(Recorded data)
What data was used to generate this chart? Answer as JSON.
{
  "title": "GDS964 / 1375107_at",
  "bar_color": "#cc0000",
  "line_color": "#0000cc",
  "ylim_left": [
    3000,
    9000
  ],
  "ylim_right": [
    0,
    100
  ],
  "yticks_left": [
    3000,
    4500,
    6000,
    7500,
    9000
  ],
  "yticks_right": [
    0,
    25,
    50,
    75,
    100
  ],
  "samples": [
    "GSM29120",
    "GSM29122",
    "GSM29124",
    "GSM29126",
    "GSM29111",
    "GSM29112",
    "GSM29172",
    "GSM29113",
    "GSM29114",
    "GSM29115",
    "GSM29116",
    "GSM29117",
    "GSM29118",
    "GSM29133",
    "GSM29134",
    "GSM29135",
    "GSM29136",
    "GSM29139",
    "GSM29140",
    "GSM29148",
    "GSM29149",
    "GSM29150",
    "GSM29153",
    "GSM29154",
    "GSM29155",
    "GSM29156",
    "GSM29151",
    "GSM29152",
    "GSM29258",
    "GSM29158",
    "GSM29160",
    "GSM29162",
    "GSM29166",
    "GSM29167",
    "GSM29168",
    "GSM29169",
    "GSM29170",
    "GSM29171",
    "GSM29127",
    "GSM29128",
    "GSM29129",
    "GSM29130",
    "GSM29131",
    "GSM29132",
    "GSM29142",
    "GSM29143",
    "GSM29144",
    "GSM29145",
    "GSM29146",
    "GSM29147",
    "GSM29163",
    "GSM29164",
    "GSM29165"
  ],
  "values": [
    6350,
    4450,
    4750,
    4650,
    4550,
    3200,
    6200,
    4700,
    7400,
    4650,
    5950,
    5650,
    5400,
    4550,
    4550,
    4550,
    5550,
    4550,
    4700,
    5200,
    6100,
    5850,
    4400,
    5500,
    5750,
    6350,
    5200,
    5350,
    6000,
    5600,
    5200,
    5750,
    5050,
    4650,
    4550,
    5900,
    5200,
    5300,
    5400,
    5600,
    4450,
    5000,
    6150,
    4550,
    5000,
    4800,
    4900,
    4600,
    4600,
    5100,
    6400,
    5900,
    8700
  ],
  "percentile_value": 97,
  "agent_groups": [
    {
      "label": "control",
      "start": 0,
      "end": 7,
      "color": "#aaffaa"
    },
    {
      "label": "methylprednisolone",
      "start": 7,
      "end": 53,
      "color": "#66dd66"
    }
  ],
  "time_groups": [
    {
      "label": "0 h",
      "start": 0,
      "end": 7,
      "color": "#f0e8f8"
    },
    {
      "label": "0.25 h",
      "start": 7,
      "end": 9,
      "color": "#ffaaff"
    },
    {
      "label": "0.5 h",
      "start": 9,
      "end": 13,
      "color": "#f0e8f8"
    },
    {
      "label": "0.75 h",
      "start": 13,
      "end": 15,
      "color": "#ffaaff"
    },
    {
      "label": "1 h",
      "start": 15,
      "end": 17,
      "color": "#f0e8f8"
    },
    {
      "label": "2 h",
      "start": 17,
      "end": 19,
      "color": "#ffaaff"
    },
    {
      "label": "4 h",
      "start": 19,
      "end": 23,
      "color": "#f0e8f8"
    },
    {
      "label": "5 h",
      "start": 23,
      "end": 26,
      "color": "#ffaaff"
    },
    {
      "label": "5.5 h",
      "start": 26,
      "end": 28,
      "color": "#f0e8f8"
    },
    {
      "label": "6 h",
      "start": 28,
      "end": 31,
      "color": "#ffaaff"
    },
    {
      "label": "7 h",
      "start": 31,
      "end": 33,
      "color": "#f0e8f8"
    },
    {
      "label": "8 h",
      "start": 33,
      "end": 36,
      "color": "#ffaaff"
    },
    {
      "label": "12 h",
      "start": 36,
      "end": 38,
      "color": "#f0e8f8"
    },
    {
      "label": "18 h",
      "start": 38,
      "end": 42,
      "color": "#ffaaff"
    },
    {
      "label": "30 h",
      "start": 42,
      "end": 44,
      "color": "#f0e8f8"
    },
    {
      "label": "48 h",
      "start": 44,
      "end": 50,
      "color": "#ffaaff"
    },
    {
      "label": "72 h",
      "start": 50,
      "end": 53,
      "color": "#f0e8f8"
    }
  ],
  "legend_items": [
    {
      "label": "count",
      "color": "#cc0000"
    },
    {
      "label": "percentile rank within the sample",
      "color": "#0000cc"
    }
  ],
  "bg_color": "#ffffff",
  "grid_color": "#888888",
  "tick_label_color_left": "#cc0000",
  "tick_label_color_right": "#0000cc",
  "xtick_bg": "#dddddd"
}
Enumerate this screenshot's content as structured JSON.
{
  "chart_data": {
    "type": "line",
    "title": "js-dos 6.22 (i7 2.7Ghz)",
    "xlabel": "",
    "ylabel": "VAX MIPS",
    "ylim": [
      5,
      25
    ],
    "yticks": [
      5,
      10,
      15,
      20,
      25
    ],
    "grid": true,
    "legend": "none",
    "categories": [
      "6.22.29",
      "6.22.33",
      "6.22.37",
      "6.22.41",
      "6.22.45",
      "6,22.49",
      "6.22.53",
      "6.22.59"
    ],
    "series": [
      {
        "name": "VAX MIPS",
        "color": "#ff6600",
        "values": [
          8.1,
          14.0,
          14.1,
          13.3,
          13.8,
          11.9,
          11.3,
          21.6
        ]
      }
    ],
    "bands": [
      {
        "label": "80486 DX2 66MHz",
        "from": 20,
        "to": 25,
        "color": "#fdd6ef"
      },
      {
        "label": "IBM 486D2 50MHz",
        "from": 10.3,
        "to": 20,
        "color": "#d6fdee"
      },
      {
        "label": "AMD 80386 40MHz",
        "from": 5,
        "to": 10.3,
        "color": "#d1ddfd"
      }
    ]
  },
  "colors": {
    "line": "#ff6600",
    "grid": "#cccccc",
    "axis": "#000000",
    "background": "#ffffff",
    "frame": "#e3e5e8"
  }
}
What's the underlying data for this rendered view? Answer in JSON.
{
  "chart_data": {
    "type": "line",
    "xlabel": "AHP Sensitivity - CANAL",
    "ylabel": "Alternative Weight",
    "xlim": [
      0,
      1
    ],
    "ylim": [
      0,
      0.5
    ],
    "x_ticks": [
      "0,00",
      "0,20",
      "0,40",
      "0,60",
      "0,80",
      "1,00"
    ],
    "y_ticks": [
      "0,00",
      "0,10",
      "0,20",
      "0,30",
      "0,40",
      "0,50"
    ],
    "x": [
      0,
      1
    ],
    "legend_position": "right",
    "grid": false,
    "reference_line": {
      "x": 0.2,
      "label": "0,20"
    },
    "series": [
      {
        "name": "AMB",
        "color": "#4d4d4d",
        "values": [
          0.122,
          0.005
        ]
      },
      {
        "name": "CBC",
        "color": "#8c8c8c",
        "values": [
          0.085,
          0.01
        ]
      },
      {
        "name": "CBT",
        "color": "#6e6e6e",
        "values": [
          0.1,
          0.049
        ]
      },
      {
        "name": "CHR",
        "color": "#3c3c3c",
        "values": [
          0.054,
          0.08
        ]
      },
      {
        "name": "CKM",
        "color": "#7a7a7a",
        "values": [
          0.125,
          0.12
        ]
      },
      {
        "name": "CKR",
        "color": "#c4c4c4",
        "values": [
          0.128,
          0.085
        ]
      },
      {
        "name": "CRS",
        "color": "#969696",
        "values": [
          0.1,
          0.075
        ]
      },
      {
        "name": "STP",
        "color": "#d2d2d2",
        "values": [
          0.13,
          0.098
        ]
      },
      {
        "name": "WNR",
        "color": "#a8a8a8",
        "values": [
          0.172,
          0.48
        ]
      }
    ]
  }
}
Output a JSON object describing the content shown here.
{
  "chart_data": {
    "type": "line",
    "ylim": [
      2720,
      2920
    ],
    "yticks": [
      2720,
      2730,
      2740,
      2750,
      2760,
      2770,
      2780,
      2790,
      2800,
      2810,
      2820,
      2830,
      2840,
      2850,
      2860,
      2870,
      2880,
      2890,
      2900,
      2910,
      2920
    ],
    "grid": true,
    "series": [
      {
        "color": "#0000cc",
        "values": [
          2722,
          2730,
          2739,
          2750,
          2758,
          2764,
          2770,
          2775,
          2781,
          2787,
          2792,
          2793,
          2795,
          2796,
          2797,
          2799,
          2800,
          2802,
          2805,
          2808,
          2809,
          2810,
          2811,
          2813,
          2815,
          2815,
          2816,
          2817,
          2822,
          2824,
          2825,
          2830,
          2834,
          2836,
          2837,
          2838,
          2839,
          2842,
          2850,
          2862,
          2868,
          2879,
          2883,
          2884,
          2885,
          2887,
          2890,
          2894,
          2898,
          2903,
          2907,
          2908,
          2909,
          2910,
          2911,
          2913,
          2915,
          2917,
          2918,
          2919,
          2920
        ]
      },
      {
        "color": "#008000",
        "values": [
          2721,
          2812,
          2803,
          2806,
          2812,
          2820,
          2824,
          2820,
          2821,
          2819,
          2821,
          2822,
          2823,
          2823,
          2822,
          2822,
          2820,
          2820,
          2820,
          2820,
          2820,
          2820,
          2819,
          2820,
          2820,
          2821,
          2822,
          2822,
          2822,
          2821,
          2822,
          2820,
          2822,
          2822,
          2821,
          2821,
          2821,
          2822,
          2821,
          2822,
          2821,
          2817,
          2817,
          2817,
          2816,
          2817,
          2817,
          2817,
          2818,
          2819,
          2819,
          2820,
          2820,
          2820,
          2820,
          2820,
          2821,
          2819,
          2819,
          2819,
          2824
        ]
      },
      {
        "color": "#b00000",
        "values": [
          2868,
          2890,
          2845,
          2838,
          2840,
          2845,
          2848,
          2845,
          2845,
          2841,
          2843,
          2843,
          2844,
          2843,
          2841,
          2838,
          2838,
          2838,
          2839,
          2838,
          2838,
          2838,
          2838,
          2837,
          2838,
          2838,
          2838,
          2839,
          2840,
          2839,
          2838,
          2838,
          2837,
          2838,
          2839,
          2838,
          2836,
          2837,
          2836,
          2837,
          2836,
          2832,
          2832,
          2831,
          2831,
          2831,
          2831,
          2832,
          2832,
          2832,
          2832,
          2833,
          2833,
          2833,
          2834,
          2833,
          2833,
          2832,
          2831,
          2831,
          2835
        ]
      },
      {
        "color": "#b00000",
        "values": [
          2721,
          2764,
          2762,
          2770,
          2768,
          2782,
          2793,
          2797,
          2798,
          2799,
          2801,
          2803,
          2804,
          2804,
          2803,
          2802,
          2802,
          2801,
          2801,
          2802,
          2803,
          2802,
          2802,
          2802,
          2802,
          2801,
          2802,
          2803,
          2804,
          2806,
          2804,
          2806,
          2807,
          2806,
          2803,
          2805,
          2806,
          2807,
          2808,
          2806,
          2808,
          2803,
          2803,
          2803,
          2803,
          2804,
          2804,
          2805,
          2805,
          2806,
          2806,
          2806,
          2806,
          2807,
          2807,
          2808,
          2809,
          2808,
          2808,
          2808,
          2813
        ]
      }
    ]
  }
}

- _Short task_
Copy out every line that includes the word "JSON".

- _Response to the exercise_
What data was used to generate this chart? Answer as JSON.
Enumerate this screenshot's content as structured JSON.
What's the underlying data for this rendered view? Answer in JSON.
Output a JSON object describing the content shown here.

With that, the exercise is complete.